Write out the material below again, unchanged.
-------------------------
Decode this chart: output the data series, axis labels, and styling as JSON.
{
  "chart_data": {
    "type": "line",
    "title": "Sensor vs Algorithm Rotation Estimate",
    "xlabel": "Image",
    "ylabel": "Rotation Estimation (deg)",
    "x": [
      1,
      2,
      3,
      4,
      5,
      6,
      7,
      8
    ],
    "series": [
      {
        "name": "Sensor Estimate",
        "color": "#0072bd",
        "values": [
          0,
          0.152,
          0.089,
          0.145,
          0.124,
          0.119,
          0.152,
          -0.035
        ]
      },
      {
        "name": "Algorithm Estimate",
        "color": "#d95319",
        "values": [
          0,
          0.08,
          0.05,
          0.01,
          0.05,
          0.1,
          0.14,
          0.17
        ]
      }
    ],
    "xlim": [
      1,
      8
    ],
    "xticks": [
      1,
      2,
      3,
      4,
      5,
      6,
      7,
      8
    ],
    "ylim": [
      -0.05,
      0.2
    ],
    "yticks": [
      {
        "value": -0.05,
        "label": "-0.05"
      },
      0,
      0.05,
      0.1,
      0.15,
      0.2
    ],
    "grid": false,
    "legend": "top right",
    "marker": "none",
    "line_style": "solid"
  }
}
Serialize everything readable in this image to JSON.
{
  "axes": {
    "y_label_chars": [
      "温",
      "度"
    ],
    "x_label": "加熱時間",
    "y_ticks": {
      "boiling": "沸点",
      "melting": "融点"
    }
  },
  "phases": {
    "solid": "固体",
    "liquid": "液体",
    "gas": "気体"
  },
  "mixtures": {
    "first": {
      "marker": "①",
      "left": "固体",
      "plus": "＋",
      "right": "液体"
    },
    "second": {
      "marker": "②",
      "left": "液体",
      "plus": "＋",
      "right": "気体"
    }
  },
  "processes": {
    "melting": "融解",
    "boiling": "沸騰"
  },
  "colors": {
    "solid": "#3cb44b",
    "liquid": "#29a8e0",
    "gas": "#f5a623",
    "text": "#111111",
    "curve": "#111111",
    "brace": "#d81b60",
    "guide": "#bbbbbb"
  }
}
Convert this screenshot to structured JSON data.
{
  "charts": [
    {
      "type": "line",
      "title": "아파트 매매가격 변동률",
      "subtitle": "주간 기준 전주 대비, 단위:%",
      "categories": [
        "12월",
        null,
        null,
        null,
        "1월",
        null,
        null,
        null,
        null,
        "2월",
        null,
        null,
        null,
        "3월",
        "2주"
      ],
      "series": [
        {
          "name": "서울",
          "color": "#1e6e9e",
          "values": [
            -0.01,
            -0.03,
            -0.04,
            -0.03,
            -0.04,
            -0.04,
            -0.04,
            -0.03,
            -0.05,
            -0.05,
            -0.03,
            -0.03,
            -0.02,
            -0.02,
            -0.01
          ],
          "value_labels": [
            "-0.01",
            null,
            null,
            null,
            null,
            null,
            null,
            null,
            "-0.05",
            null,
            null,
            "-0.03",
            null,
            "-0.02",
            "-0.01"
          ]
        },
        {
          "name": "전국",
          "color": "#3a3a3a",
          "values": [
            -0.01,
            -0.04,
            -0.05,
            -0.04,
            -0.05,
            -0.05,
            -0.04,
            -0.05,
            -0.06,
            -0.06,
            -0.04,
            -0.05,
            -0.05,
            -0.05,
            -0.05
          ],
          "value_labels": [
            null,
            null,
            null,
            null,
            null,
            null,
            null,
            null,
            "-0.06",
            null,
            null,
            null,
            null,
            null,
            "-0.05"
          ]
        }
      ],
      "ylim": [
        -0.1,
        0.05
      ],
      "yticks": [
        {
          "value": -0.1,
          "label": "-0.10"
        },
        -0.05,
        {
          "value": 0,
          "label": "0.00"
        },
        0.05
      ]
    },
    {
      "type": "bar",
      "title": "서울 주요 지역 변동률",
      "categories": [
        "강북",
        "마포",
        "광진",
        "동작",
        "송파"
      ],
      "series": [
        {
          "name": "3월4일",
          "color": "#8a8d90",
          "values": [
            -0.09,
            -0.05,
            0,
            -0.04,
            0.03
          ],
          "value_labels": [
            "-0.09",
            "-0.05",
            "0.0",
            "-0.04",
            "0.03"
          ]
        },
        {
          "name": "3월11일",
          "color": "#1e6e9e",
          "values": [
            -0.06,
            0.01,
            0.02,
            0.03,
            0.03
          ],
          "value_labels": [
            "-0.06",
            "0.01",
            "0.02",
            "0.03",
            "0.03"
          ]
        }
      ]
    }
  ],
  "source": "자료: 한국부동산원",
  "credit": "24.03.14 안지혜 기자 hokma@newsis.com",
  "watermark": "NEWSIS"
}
-------------------------
▸ **SOLUTION TO THIS PROBLEM**:
Decode this chart: output the data series, axis labels, and styling as JSON.
{
  "chart_data": {
    "type": "line",
    "title": "Sensor vs Algorithm Rotation Estimate",
    "xlabel": "Image",
    "ylabel": "Rotation Estimation (deg)",
    "x": [
      1,
      2,
      3,
      4,
      5,
      6,
      7,
      8
    ],
    "series": [
      {
        "name": "Sensor Estimate",
        "color": "#0072bd",
        "values": [
          0,
          0.152,
          0.089,
          0.145,
          0.124,
          0.119,
          0.152,
          -0.035
        ]
      },
      {
        "name": "Algorithm Estimate",
        "color": "#d95319",
        "values": [
          0,
          0.08,
          0.05,
          0.01,
          0.05,
          0.1,
          0.14,
          0.17
        ]
      }
    ],
    "xlim": [
      1,
      8
    ],
    "xticks": [
      1,
      2,
      3,
      4,
      5,
      6,
      7,
      8
    ],
    "ylim": [
      -0.05,
      0.2
    ],
    "yticks": [
      {
        "value": -0.05,
        "label": "-0.05"
      },
      0,
      0.05,
      0.1,
      0.15,
      0.2
    ],
    "grid": false,
    "legend": "top right",
    "marker": "none",
    "line_style": "solid"
  }
}
Serialize everything readable in this image to JSON.
{
  "axes": {
    "y_label_chars": [
      "温",
      "度"
    ],
    "x_label": "加熱時間",
    "y_ticks": {
      "boiling": "沸点",
      "melting": "融点"
    }
  },
  "phases": {
    "solid": "固体",
    "liquid": "液体",
    "gas": "気体"
  },
  "mixtures": {
    "first": {
      "marker": "①",
      "left": "固体",
      "plus": "＋",
      "right": "液体"
    },
    "second": {
      "marker": "②",
      "left": "液体",
      "plus": "＋",
      "right": "気体"
    }
  },
  "processes": {
    "melting": "融解",
    "boiling": "沸騰"
  },
  "colors": {
    "solid": "#3cb44b",
    "liquid": "#29a8e0",
    "gas": "#f5a623",
    "text": "#111111",
    "curve": "#111111",
    "brace": "#d81b60",
    "guide": "#bbbbbb"
  }
}
Convert this screenshot to structured JSON data.
{
  "charts": [
    {
      "type": "line",
      "title": "아파트 매매가격 변동률",
      "subtitle": "주간 기준 전주 대비, 단위:%",
      "categories": [
        "12월",
        null,
        null,
        null,
        "1월",
        null,
        null,
        null,
        null,
        "2월",
        null,
        null,
        null,
        "3월",
        "2주"
      ],
      "series": [
        {
          "name": "서울",
          "color": "#1e6e9e",
          "values": [
            -0.01,
            -0.03,
            -0.04,
            -0.03,
            -0.04,
            -0.04,
            -0.04,
            -0.03,
            -0.05,
            -0.05,
            -0.03,
            -0.03,
            -0.02,
            -0.02,
            -0.01
          ],
          "value_labels": [
            "-0.01",
            null,
            null,
            null,
            null,
            null,
            null,
            null,
            "-0.05",
            null,
            null,
            "-0.03",
            null,
            "-0.02",
            "-0.01"
          ]
        },
        {
          "name": "전국",
          "color": "#3a3a3a",
          "values": [
            -0.01,
            -0.04,
            -0.05,
            -0.04,
            -0.05,
            -0.05,
            -0.04,
            -0.05,
            -0.06,
            -0.06,
            -0.04,
            -0.05,
            -0.05,
            -0.05,
            -0.05
          ],
          "value_labels": [
            null,
            null,
            null,
            null,
            null,
            null,
            null,
            null,
            "-0.06",
            null,
            null,
            null,
            null,
            null,
            "-0.05"
          ]
        }
      ],
      "ylim": [
        -0.1,
        0.05
      ],
      "yticks": [
        {
          "value": -0.1,
          "label": "-0.10"
        },
        -0.05,
        {
          "value": 0,
          "label": "0.00"
        },
        0.05
      ]
    },
    {
      "type": "bar",
      "title": "서울 주요 지역 변동률",
      "categories": [
        "강북",
        "마포",
        "광진",
        "동작",
        "송파"
      ],
      "series": [
        {
          "name": "3월4일",
          "color": "#8a8d90",
          "values": [
            -0.09,
            -0.05,
            0,
            -0.04,
            0.03
          ],
          "value_labels": [
            "-0.09",
            "-0.05",
            "0.0",
            "-0.04",
            "0.03"
          ]
        },
        {
          "name": "3월11일",
          "color": "#1e6e9e",
          "values": [
            -0.06,
            0.01,
            0.02,
            0.03,
            0.03
          ],
          "value_labels": [
            "-0.06",
            "0.01",
            "0.02",
            "0.03",
            "0.03"
          ]
        }
      ]
    }
  ],
  "source": "자료: 한국부동산원",
  "credit": "24.03.14 안지혜 기자 hokma@newsis.com",
  "watermark": "NEWSIS"
}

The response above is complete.